**Exercise aim:**
Copy out every line in the records below that contains the word "point".
━━ Stored rows ━━
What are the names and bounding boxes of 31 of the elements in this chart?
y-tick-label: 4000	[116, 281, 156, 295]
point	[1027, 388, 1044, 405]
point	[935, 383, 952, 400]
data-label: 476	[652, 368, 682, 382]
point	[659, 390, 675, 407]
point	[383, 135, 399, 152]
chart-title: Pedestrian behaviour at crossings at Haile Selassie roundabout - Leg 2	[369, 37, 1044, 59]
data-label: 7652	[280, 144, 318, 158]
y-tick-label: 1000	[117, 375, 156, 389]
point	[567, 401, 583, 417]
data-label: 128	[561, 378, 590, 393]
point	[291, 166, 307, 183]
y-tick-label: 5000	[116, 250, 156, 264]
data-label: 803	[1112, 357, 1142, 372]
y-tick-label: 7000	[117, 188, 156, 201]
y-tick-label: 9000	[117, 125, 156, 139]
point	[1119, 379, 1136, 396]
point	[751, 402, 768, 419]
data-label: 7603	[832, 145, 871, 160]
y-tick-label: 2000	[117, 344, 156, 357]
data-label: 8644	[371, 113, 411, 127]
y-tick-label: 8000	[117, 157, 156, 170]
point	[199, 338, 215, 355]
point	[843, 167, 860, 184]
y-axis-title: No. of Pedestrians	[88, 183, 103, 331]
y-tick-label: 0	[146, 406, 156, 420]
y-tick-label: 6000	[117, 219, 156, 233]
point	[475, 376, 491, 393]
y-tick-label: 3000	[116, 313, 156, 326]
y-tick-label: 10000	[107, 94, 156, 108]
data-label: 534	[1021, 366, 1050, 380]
━━━
**Answer for the task:**
point	[1027, 388, 1044, 405]
point	[935, 383, 952, 400]
point	[659, 390, 675, 407]
point	[383, 135, 399, 152]
point	[567, 401, 583, 417]
point	[291, 166, 307, 183]
point	[1119, 379, 1136, 396]
point	[751, 402, 768, 419]
point	[199, 338, 215, 355]
point	[843, 167, 860, 184]
point	[475, 376, 491, 393]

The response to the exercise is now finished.